What you have to do ▸
Set down the material below word for word, excluding the pictures.

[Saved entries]
** BEGIN **

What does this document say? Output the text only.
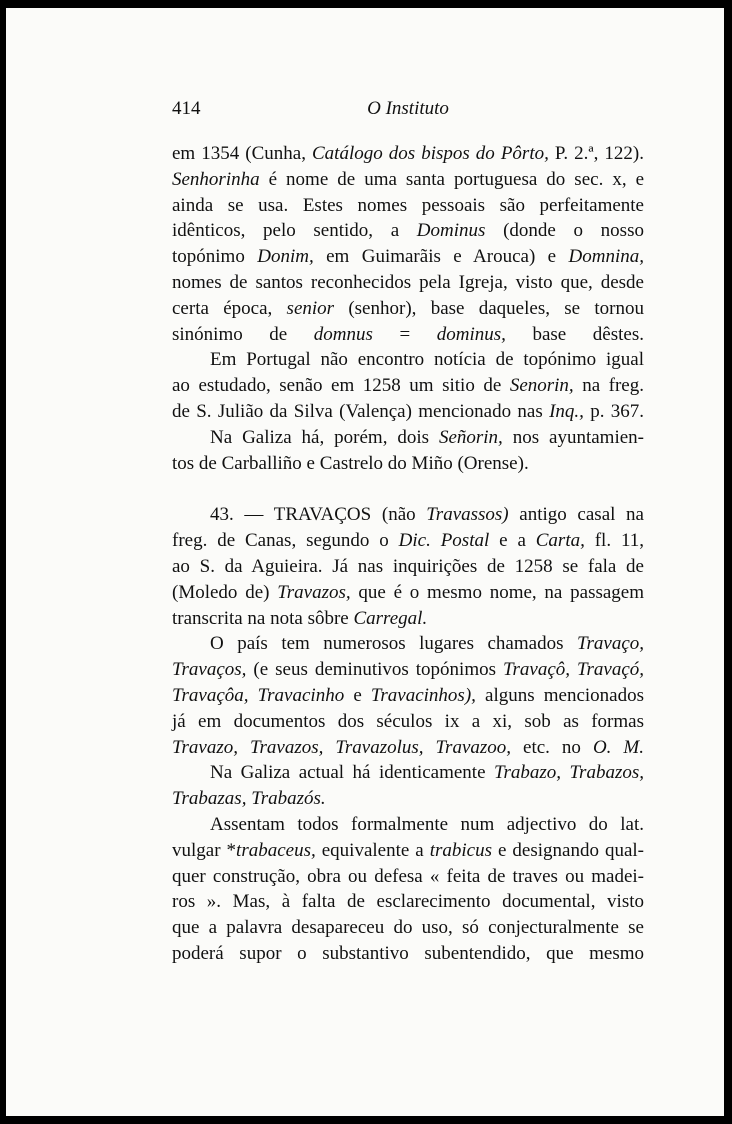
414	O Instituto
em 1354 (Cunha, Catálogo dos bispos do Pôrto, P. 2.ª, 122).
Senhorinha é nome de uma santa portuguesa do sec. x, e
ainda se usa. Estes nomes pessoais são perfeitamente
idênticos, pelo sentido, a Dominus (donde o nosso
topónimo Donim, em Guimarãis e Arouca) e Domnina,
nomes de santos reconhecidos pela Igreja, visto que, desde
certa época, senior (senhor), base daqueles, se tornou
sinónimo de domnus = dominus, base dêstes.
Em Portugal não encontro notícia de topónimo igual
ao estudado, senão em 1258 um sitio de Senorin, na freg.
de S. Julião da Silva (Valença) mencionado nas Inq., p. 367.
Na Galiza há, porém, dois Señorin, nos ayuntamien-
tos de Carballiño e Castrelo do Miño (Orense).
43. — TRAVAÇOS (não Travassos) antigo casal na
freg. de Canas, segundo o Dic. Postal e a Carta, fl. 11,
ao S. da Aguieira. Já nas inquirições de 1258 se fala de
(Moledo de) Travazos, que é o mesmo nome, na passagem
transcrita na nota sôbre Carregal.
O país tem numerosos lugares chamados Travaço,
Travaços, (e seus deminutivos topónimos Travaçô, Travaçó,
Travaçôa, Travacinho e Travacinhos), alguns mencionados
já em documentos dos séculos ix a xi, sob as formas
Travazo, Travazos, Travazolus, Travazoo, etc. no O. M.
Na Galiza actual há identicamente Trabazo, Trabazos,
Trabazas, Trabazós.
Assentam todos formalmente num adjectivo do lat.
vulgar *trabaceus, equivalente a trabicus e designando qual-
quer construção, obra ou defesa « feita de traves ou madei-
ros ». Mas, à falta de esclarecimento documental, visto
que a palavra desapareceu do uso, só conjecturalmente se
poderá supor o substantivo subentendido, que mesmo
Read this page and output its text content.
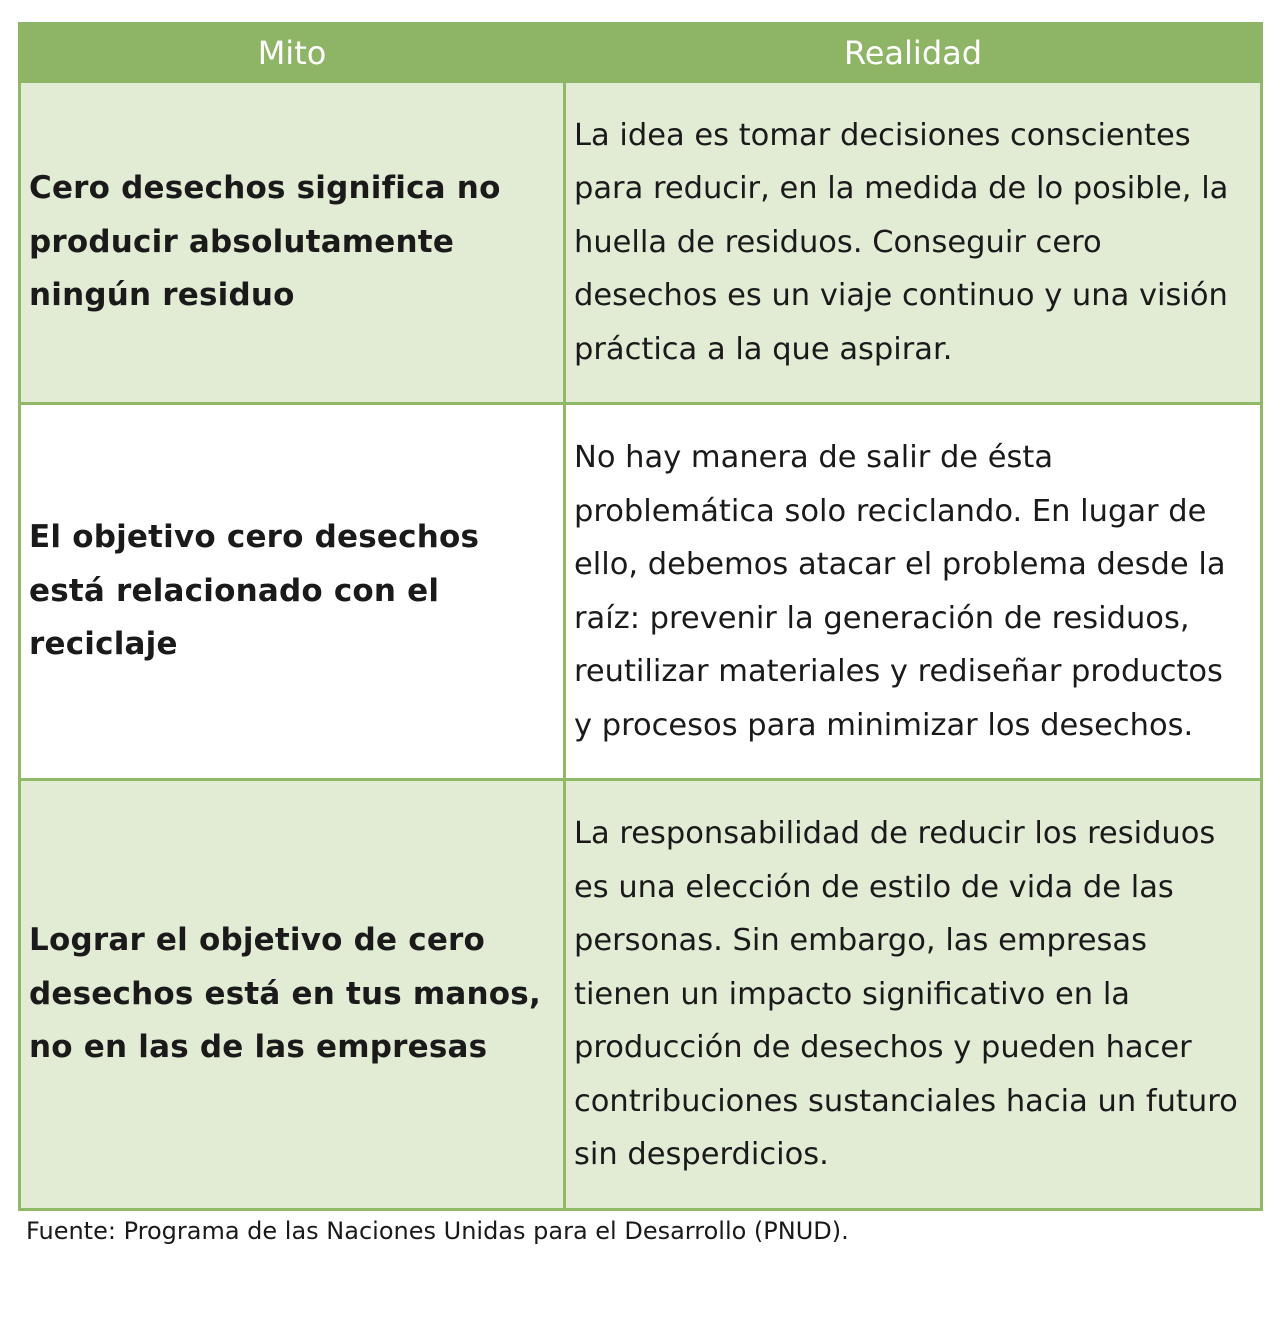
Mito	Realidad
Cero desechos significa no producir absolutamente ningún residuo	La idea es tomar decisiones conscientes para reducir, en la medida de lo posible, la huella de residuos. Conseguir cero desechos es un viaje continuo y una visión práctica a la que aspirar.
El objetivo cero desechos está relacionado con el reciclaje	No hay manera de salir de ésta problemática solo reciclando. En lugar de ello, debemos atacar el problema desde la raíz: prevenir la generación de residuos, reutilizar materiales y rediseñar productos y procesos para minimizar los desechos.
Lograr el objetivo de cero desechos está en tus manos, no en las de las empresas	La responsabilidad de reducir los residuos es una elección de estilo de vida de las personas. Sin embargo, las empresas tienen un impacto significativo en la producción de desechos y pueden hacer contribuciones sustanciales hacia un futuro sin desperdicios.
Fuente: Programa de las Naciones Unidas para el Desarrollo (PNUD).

** END **

Solved exercise ▸
What does this document say? Output the text only.
414	O Instituto
em 1354 (Cunha, Catálogo dos bispos do Pôrto, P. 2.ª, 122).
Senhorinha é nome de uma santa portuguesa do sec. x, e
ainda se usa. Estes nomes pessoais são perfeitamente
idênticos, pelo sentido, a Dominus (donde o nosso
topónimo Donim, em Guimarãis e Arouca) e Domnina,
nomes de santos reconhecidos pela Igreja, visto que, desde
certa época, senior (senhor), base daqueles, se tornou
sinónimo de domnus = dominus, base dêstes.
Em Portugal não encontro notícia de topónimo igual
ao estudado, senão em 1258 um sitio de Senorin, na freg.
de S. Julião da Silva (Valença) mencionado nas Inq., p. 367.
Na Galiza há, porém, dois Señorin, nos ayuntamien-
tos de Carballiño e Castrelo do Miño (Orense).
43. — TRAVAÇOS (não Travassos) antigo casal na
freg. de Canas, segundo o Dic. Postal e a Carta, fl. 11,
ao S. da Aguieira. Já nas inquirições de 1258 se fala de
(Moledo de) Travazos, que é o mesmo nome, na passagem
transcrita na nota sôbre Carregal.
O país tem numerosos lugares chamados Travaço,
Travaços, (e seus deminutivos topónimos Travaçô, Travaçó,
Travaçôa, Travacinho e Travacinhos), alguns mencionados
já em documentos dos séculos ix a xi, sob as formas
Travazo, Travazos, Travazolus, Travazoo, etc. no O. M.
Na Galiza actual há identicamente Trabazo, Trabazos,
Trabazas, Trabazós.
Assentam todos formalmente num adjectivo do lat.
vulgar *trabaceus, equivalente a trabicus e designando qual-
quer construção, obra ou defesa « feita de traves ou madei-
ros ». Mas, à falta de esclarecimento documental, visto
que a palavra desapareceu do uso, só conjecturalmente se
poderá supor o substantivo subentendido, que mesmo
Read this page and output its text content.
Mito	Realidad
Cero desechos significa no producir absolutamente ningún residuo	La idea es tomar decisiones conscientes para reducir, en la medida de lo posible, la huella de residuos. Conseguir cero desechos es un viaje continuo y una visión práctica a la que aspirar.
El objetivo cero desechos está relacionado con el reciclaje	No hay manera de salir de ésta problemática solo reciclando. En lugar de ello, debemos atacar el problema desde la raíz: prevenir la generación de residuos, reutilizar materiales y rediseñar productos y procesos para minimizar los desechos.
Lograr el objetivo de cero desechos está en tus manos, no en las de las empresas	La responsabilidad de reducir los residuos es una elección de estilo de vida de las personas. Sin embargo, las empresas tienen un impacto significativo en la producción de desechos y pueden hacer contribuciones sustanciales hacia un futuro sin desperdicios.
Fuente: Programa de las Naciones Unidas para el Desarrollo (PNUD).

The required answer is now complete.